▸ **Exercise goal**: Check each line below for the word "shade", and copy those that have it.

-- START OF Extracted records --

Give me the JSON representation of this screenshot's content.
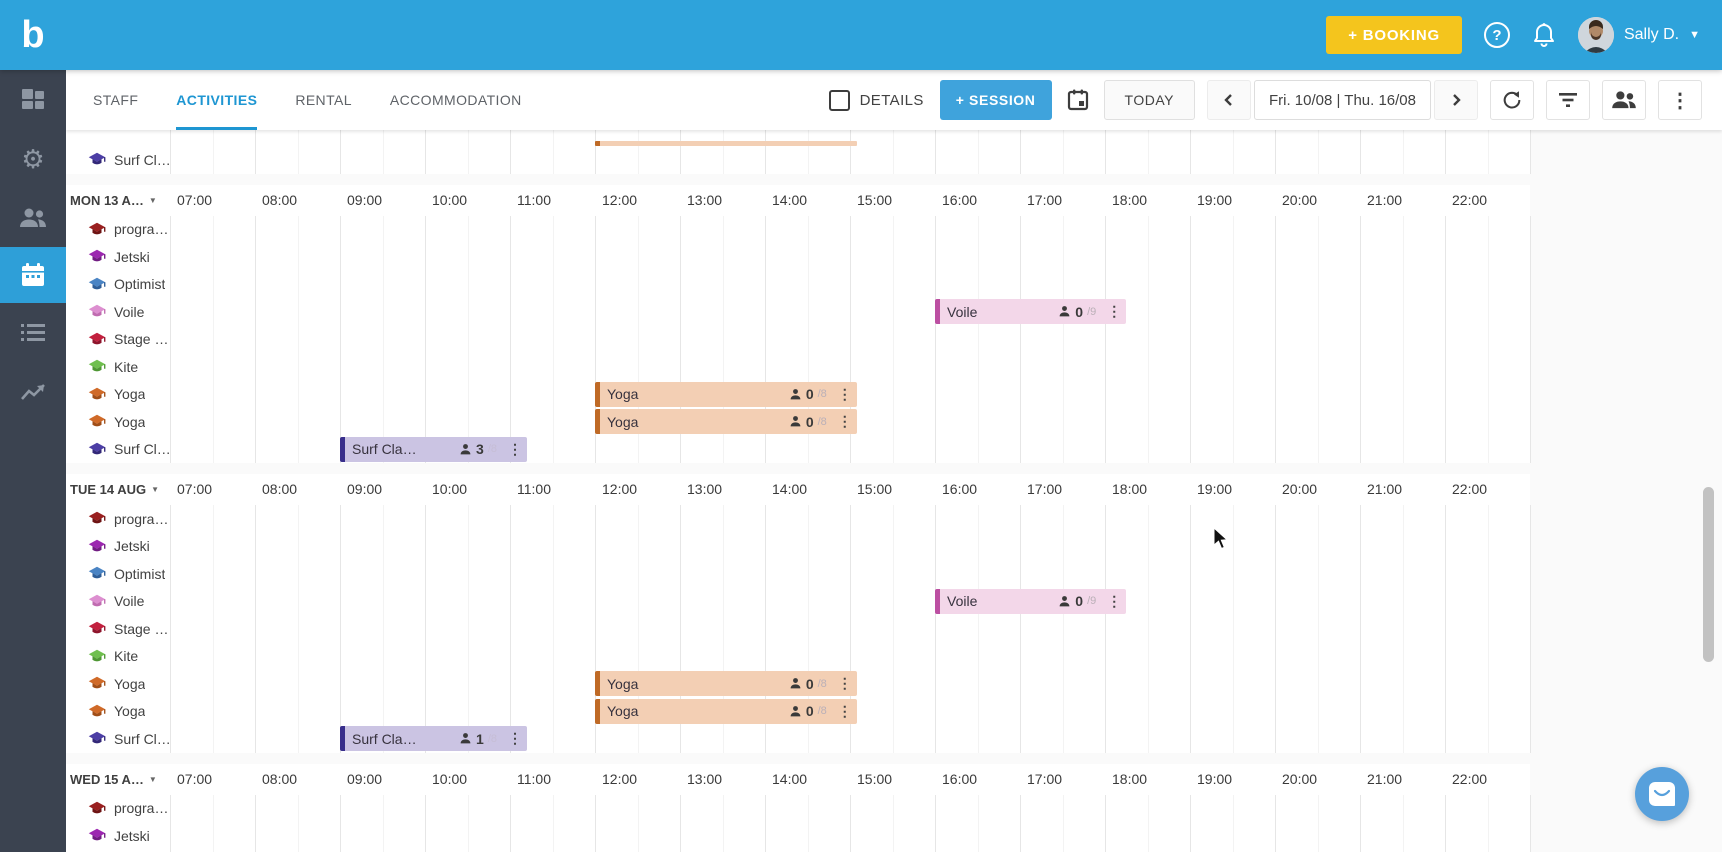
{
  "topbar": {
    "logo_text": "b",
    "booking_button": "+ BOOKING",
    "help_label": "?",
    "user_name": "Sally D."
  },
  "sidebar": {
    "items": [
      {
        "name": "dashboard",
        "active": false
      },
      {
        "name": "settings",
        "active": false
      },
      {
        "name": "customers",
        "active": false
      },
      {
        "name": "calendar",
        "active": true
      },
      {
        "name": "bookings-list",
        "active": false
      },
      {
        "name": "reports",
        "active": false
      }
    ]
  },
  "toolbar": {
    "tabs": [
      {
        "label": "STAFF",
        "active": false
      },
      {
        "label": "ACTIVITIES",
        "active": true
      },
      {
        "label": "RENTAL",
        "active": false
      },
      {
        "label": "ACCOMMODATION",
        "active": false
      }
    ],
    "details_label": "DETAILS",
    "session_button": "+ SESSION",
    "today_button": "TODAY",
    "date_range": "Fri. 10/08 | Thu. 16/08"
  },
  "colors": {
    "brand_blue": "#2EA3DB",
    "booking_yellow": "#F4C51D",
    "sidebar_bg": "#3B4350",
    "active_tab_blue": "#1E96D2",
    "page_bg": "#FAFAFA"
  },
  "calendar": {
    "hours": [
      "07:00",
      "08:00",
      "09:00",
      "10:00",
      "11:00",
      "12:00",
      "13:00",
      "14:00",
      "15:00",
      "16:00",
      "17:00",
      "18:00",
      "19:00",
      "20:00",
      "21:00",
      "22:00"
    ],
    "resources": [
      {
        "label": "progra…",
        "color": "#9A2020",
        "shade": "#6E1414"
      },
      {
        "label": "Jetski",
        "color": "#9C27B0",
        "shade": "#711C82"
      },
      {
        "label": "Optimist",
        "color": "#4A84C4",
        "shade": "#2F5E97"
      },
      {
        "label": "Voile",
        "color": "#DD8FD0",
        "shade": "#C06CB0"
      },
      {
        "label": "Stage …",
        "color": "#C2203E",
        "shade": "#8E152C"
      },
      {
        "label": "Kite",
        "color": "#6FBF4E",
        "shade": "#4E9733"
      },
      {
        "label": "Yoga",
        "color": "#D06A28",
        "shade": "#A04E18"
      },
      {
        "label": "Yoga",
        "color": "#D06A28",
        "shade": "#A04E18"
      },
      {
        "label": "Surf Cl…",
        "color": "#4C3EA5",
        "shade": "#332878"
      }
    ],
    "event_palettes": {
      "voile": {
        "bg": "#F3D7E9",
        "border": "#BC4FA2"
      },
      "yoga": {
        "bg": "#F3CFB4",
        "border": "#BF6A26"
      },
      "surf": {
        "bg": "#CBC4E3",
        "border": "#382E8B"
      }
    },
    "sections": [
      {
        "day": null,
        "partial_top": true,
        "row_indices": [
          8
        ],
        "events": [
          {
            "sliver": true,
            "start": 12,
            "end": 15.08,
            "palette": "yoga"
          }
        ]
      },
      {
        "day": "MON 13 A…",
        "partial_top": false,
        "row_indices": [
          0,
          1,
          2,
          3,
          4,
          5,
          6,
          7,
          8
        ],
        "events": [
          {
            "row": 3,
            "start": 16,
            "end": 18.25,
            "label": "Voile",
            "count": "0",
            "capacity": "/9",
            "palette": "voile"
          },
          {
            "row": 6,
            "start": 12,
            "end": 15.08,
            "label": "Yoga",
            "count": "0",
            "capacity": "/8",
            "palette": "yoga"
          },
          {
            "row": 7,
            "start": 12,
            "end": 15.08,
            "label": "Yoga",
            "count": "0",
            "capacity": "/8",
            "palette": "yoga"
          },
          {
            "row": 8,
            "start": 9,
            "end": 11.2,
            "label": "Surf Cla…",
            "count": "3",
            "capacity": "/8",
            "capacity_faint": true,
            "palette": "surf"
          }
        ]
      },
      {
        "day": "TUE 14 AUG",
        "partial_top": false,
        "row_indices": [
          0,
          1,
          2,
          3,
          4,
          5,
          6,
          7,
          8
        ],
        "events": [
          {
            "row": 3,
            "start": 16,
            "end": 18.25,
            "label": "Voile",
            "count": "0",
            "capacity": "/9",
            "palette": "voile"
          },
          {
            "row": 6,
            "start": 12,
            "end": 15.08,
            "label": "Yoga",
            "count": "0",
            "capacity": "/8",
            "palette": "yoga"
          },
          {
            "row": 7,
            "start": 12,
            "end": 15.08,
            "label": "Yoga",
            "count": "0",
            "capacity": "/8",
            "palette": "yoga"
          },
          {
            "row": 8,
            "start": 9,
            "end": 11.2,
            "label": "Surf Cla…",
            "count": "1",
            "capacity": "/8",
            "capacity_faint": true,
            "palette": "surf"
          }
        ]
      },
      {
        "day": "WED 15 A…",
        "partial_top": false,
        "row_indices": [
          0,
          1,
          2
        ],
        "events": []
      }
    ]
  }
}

-- END OF Extracted records --

▸ **Output of the task**:
        "shade": "#6E1414"
        "shade": "#711C82"
        "shade": "#2F5E97"
        "shade": "#C06CB0"
        "shade": "#8E152C"
        "shade": "#4E9733"
        "shade": "#A04E18"
        "shade": "#A04E18"
        "shade": "#332878"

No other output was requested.